• _EXERCISE_:
According to the review of Arrival, what is the film based on?

DOCUMENT TEXT section start

Movie Review: Arrival (Starring Adams, Whitaker and Renner)

Originality in an ‘alien’ movie is not easy to come by, but thankfully Denis Villeneuve’s Arrival breaks the mould.

A Winning Lead

When a dozen alien vessels land on Earth, U.S Army Colonel Weber (Forest Whitaker) tasks expert linguist Dr Louise Banks (Amy Adams) and physicist Ian Donnelly (Jeremy Renner) with translating communications with the extraterrestrial visitors. After a seemingly hostile turn in alien dialogue lurches world powers toward war, Banks must uncover their true intentions with humanity — whatever the personal cost.

Leading lady Adams shines the brightest with a strong performance as the emotionally damaged Banks, in a believable, engaging transition from out-of-her-depth academic to confident heroine. Whitaker also deserves credit as the gruff Colonel, whose no-nonsense push for answers drives Banks and Donnelly past their initial fear and astonishment.

It’s a welcome change to see Renner out of the weapon-toting mould, but unfortunately his ‘Donnelly’ character seems like a missed opportunity. While it doesn’t ruin the plot, Donnelly just doesn’t seem to enjoy nearly the same amount of development as protagonist, Banks. Donnelly’s motivations never meaningfully move past surface level, with his presence appearing more for the benefit of plot progression than the depth of his place inside it.

Photo: Starloggers

Tension Over Adrenalin

Luckily the positives in Arrival overwhelmingly outweigh any weaknesses, and this is clearly reflected in the film’s brilliantly suspenseful tone. This is not your average ‘alien Armageddon’ experience. Those seeking non-stop action and explosion-packed viewing should consider holding out for blockbuster season.

What Arrival mercifully lacks in Michael Bay pyrotechnics its intrigue more than makes up for. Villeneuve builds on the success of 2015’s Sicario and the criminally under-appreciated Prisoners, to once again demonstrate his flair for creating suspense.

The lead up to Banks and Donnelly’s ‘first contact’ is as tense as it is irresistible when the audience is finally introduced to the shadowy “heptapods”. The delicate interactions with inky alien symbols and the ever-looming silhouettes preserve that captivating sense of ‘the unknown’ so vital to good science fiction. It’s these simple scenes of communication that are the film’s real strengths.

Photo: The Playlist

Refreshingly Deep Sci-Fi

Despite its global, and even inter-galactic proportions, Arrival remains grounded in a very ‘human’ focus throughout its two-hour run time. Based on an award-winning short story by Ted Chiang, it effectively balances the tension by drawing emotive questions on loss, and the fundamentals of existence.

Language itself and the power of communication are recurring and powerful themes that particularly help separate Arrival from the science-fiction crowd. The underlined potential for catastrophe when communication and language break down acts as both an effective plot device, and political critique. Villeneuve even manages to challenge concepts of time in a Nolan-esque, mind-bending final act that proves equally satisfying and poignant.

‘Thought-provoking’ could ultimately be the best descriptor for a movie you’ll be discussing far longer than the walk to the car park.

Arrival is in cinemas from November 11, and is now available for pre-order on Blu-ray and Digital HD.

DOCUMENT TEXT section end
DATA FOR ANALYSIS section start

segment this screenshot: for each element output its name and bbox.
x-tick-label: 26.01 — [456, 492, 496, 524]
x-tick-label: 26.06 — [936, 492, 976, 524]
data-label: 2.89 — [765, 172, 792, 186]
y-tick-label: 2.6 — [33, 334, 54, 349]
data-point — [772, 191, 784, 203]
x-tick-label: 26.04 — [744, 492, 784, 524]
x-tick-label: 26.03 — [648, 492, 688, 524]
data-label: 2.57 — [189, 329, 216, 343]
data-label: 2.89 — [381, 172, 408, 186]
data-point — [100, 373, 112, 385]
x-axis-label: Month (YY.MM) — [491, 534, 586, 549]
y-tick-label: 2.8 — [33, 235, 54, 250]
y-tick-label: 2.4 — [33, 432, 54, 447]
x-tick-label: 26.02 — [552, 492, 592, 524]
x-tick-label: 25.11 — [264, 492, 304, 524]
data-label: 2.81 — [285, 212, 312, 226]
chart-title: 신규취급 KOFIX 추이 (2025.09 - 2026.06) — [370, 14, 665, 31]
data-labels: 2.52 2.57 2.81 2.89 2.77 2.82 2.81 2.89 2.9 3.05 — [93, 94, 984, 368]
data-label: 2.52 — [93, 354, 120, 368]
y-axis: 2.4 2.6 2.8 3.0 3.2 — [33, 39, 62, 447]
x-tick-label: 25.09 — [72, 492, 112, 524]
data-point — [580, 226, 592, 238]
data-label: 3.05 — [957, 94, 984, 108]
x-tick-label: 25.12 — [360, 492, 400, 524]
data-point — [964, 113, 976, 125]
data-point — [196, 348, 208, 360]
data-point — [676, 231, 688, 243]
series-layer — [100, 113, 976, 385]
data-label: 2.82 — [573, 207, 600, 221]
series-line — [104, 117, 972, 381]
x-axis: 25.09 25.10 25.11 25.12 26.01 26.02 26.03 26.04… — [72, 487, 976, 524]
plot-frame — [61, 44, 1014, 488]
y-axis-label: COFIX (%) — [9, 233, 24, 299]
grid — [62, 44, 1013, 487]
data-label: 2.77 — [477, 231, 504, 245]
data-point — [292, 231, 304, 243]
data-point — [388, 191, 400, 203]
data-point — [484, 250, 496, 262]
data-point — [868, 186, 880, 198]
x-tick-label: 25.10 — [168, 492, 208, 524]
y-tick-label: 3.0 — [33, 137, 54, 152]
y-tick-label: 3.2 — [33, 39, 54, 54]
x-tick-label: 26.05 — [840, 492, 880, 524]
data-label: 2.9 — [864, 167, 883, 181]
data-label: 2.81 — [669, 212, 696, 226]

DATA FOR ANALYSIS section end

• _EXPECTED ANSWER_:
An award-winning short story by Ted Chiang.